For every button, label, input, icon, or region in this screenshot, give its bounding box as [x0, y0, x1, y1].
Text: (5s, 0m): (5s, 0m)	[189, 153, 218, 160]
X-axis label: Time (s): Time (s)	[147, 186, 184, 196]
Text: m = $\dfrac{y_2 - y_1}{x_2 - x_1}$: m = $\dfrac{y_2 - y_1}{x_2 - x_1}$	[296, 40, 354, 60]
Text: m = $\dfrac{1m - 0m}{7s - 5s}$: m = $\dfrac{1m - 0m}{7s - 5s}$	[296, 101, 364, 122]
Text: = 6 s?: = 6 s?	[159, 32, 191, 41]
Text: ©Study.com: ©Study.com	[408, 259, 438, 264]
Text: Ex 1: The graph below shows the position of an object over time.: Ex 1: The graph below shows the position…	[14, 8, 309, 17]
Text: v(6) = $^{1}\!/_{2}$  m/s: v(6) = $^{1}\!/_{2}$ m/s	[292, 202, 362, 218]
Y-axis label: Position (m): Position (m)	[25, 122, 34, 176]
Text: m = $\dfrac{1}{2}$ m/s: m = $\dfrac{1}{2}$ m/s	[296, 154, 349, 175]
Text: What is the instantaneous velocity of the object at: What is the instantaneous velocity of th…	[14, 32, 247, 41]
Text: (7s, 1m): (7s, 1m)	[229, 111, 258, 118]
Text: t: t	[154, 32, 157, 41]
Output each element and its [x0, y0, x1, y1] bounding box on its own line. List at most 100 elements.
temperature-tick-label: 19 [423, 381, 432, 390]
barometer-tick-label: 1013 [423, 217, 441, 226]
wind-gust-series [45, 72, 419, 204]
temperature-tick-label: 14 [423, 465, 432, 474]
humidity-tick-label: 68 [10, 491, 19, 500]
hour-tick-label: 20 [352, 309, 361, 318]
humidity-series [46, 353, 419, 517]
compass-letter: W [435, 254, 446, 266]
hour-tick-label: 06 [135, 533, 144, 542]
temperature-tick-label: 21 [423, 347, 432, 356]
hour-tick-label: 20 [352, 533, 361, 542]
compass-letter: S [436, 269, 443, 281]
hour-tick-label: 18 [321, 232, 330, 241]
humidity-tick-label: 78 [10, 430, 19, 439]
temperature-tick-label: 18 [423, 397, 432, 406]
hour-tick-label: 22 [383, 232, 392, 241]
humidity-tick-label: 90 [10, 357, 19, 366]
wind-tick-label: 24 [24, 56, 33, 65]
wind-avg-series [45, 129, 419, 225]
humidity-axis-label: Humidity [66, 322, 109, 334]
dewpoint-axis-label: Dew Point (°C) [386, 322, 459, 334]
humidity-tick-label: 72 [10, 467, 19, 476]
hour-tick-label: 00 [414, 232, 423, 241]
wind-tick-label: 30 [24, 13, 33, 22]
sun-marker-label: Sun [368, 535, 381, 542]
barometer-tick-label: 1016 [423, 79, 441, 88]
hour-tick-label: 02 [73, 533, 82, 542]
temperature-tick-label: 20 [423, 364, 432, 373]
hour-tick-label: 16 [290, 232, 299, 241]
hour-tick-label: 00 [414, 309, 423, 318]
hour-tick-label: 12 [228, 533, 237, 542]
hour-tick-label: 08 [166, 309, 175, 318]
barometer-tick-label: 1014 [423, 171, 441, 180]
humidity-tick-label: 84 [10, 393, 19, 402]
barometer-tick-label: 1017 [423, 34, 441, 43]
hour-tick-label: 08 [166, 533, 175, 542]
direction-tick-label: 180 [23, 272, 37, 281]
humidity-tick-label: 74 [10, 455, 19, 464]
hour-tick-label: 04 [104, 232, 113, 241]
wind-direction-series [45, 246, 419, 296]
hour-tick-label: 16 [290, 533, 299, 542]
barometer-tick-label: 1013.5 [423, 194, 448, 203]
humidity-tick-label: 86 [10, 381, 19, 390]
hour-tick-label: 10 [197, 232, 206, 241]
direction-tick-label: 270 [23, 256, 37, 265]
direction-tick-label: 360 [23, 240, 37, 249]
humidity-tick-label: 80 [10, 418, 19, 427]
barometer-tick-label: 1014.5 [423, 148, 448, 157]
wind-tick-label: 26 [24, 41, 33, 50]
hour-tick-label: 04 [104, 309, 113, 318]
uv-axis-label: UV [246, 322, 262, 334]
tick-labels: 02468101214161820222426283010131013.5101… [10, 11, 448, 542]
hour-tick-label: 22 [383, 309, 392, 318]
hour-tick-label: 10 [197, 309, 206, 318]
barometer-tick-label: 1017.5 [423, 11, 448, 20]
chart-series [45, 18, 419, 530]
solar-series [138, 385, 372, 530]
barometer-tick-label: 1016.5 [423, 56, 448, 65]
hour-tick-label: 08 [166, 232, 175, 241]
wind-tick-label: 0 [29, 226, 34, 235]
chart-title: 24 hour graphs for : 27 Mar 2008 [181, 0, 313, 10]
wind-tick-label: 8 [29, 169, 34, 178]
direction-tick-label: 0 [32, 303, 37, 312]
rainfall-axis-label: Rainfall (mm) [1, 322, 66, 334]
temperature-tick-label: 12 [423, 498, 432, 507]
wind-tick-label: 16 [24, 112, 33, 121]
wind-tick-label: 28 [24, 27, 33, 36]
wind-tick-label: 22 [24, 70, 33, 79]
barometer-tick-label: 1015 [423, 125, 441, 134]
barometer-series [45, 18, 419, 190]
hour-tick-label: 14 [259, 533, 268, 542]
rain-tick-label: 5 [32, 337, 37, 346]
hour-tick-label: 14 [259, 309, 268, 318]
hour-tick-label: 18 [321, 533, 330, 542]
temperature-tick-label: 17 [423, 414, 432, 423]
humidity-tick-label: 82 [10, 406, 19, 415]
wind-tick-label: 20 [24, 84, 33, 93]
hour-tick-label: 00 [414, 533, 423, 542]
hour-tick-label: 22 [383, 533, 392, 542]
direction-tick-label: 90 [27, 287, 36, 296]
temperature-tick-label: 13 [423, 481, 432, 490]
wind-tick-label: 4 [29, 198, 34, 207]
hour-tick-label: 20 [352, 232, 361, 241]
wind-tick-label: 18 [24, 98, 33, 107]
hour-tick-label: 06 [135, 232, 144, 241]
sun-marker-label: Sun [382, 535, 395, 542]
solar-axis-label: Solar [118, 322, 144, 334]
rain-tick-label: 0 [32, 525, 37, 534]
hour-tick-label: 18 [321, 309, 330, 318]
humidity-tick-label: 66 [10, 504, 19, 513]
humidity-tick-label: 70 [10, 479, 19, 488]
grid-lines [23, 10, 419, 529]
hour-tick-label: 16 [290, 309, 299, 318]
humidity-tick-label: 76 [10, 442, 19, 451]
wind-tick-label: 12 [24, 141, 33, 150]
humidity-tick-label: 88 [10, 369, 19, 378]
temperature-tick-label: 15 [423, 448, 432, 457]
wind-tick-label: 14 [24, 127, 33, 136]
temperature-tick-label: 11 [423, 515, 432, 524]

O que se espera>
Repita sem nenhuma alteração as linhas da listagem que vão do início até a linha com "259, 438, 264]", incluindo esta última.

Resposta correta>
For every button, label, input, icon, or region in this screenshot, give its bounding box as [x0, y0, x1, y1].
Text: (5s, 0m): (5s, 0m)	[189, 153, 218, 160]
X-axis label: Time (s): Time (s)	[147, 186, 184, 196]
Text: m = $\dfrac{y_2 - y_1}{x_2 - x_1}$: m = $\dfrac{y_2 - y_1}{x_2 - x_1}$	[296, 40, 354, 60]
Text: m = $\dfrac{1m - 0m}{7s - 5s}$: m = $\dfrac{1m - 0m}{7s - 5s}$	[296, 101, 364, 122]
Text: = 6 s?: = 6 s?	[159, 32, 191, 41]
Text: ©Study.com: ©Study.com	[408, 259, 438, 264]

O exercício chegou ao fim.